DATA TO PROCESS:
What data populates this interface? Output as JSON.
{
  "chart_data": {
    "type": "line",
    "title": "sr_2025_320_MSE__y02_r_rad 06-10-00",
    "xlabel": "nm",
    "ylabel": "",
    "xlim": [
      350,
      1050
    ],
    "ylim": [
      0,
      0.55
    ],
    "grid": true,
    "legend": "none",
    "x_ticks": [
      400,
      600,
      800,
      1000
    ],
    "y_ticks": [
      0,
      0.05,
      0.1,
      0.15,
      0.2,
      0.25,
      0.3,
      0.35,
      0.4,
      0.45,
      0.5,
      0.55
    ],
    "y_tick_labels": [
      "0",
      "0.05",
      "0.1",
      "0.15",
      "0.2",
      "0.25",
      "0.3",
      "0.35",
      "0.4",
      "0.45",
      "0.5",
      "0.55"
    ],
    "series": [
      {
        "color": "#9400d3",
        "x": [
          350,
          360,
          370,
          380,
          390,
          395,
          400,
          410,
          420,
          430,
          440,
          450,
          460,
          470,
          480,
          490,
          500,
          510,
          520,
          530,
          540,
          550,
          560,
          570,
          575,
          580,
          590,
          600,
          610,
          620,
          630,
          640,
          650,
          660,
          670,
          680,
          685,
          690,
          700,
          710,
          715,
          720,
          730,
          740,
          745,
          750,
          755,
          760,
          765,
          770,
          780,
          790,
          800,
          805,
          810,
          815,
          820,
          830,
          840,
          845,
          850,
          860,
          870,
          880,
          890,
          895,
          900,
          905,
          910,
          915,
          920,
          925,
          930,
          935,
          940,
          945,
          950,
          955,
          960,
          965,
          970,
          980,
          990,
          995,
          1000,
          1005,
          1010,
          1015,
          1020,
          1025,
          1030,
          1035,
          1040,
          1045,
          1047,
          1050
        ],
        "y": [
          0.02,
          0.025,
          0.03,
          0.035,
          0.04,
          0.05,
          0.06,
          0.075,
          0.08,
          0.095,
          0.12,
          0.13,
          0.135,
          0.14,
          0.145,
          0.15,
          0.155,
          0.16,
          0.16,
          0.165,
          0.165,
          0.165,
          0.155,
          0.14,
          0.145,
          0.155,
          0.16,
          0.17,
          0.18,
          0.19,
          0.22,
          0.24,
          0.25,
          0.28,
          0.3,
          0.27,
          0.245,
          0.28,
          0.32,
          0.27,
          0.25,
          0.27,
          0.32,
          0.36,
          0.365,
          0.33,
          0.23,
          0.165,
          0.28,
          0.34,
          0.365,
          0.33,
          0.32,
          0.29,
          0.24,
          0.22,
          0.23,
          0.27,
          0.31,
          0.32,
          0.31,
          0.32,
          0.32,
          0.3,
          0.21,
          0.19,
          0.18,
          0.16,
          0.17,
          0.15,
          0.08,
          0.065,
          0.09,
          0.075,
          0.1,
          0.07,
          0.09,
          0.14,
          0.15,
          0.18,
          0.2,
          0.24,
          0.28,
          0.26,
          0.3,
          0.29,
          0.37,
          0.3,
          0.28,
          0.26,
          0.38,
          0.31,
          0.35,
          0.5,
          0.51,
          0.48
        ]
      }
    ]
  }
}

TASK DETAILS:
Copy each record from above without leaving any out.

CORRECT RESPONSE:
What data populates this interface? Output as JSON.
{
  "chart_data": {
    "type": "line",
    "title": "sr_2025_320_MSE__y02_r_rad 06-10-00",
    "xlabel": "nm",
    "ylabel": "",
    "xlim": [
      350,
      1050
    ],
    "ylim": [
      0,
      0.55
    ],
    "grid": true,
    "legend": "none",
    "x_ticks": [
      400,
      600,
      800,
      1000
    ],
    "y_ticks": [
      0,
      0.05,
      0.1,
      0.15,
      0.2,
      0.25,
      0.3,
      0.35,
      0.4,
      0.45,
      0.5,
      0.55
    ],
    "y_tick_labels": [
      "0",
      "0.05",
      "0.1",
      "0.15",
      "0.2",
      "0.25",
      "0.3",
      "0.35",
      "0.4",
      "0.45",
      "0.5",
      "0.55"
    ],
    "series": [
      {
        "color": "#9400d3",
        "x": [
          350,
          360,
          370,
          380,
          390,
          395,
          400,
          410,
          420,
          430,
          440,
          450,
          460,
          470,
          480,
          490,
          500,
          510,
          520,
          530,
          540,
          550,
          560,
          570,
          575,
          580,
          590,
          600,
          610,
          620,
          630,
          640,
          650,
          660,
          670,
          680,
          685,
          690,
          700,
          710,
          715,
          720,
          730,
          740,
          745,
          750,
          755,
          760,
          765,
          770,
          780,
          790,
          800,
          805,
          810,
          815,
          820,
          830,
          840,
          845,
          850,
          860,
          870,
          880,
          890,
          895,
          900,
          905,
          910,
          915,
          920,
          925,
          930,
          935,
          940,
          945,
          950,
          955,
          960,
          965,
          970,
          980,
          990,
          995,
          1000,
          1005,
          1010,
          1015,
          1020,
          1025,
          1030,
          1035,
          1040,
          1045,
          1047,
          1050
        ],
        "y": [
          0.02,
          0.025,
          0.03,
          0.035,
          0.04,
          0.05,
          0.06,
          0.075,
          0.08,
          0.095,
          0.12,
          0.13,
          0.135,
          0.14,
          0.145,
          0.15,
          0.155,
          0.16,
          0.16,
          0.165,
          0.165,
          0.165,
          0.155,
          0.14,
          0.145,
          0.155,
          0.16,
          0.17,
          0.18,
          0.19,
          0.22,
          0.24,
          0.25,
          0.28,
          0.3,
          0.27,
          0.245,
          0.28,
          0.32,
          0.27,
          0.25,
          0.27,
          0.32,
          0.36,
          0.365,
          0.33,
          0.23,
          0.165,
          0.28,
          0.34,
          0.365,
          0.33,
          0.32,
          0.29,
          0.24,
          0.22,
          0.23,
          0.27,
          0.31,
          0.32,
          0.31,
          0.32,
          0.32,
          0.3,
          0.21,
          0.19,
          0.18,
          0.16,
          0.17,
          0.15,
          0.08,
          0.065,
          0.09,
          0.075,
          0.1,
          0.07,
          0.09,
          0.14,
          0.15,
          0.18,
          0.2,
          0.24,
          0.28,
          0.26,
          0.3,
          0.29,
          0.37,
          0.3,
          0.28,
          0.26,
          0.38,
          0.31,
          0.35,
          0.5,
          0.51,
          0.48
        ]
      }
    ]
  }
}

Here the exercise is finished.